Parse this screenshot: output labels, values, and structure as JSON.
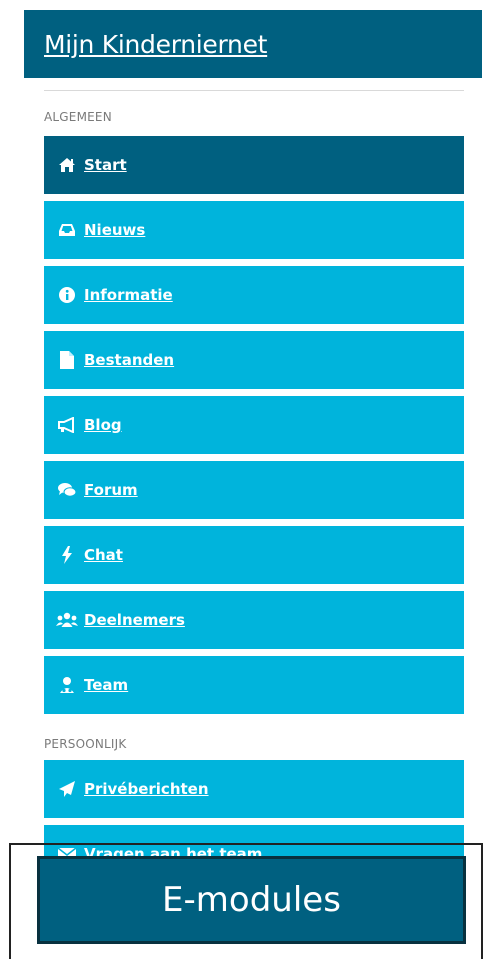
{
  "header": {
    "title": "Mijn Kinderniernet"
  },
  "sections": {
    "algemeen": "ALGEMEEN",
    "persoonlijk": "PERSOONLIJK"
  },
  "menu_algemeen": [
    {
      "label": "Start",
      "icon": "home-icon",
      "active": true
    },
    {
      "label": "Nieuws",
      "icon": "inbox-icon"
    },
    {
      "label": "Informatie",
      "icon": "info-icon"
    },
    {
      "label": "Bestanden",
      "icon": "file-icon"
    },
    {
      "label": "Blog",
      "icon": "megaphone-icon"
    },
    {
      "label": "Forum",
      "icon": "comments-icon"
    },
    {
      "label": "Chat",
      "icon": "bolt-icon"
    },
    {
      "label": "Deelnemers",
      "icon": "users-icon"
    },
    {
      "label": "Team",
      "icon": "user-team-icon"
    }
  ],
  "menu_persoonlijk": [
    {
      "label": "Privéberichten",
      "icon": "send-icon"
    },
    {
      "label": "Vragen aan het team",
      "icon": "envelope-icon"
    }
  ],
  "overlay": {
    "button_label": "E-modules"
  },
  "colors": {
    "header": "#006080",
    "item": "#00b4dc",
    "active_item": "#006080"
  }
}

----

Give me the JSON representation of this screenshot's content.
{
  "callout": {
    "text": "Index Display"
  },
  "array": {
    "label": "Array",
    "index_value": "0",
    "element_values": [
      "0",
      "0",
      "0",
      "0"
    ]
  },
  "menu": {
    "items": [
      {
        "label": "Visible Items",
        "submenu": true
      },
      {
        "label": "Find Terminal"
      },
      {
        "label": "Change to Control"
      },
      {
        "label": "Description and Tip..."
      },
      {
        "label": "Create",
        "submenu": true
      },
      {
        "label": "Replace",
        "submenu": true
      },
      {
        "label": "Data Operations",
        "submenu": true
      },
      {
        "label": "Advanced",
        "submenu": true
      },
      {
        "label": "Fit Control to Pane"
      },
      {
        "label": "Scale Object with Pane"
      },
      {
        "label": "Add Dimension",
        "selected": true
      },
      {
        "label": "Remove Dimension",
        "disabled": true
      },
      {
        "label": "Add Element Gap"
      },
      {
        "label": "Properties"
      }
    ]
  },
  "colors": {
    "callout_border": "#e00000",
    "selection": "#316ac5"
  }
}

----

## What you have to do
Across the material above, count every line holding "Control" and write down only the number.

## Task response
2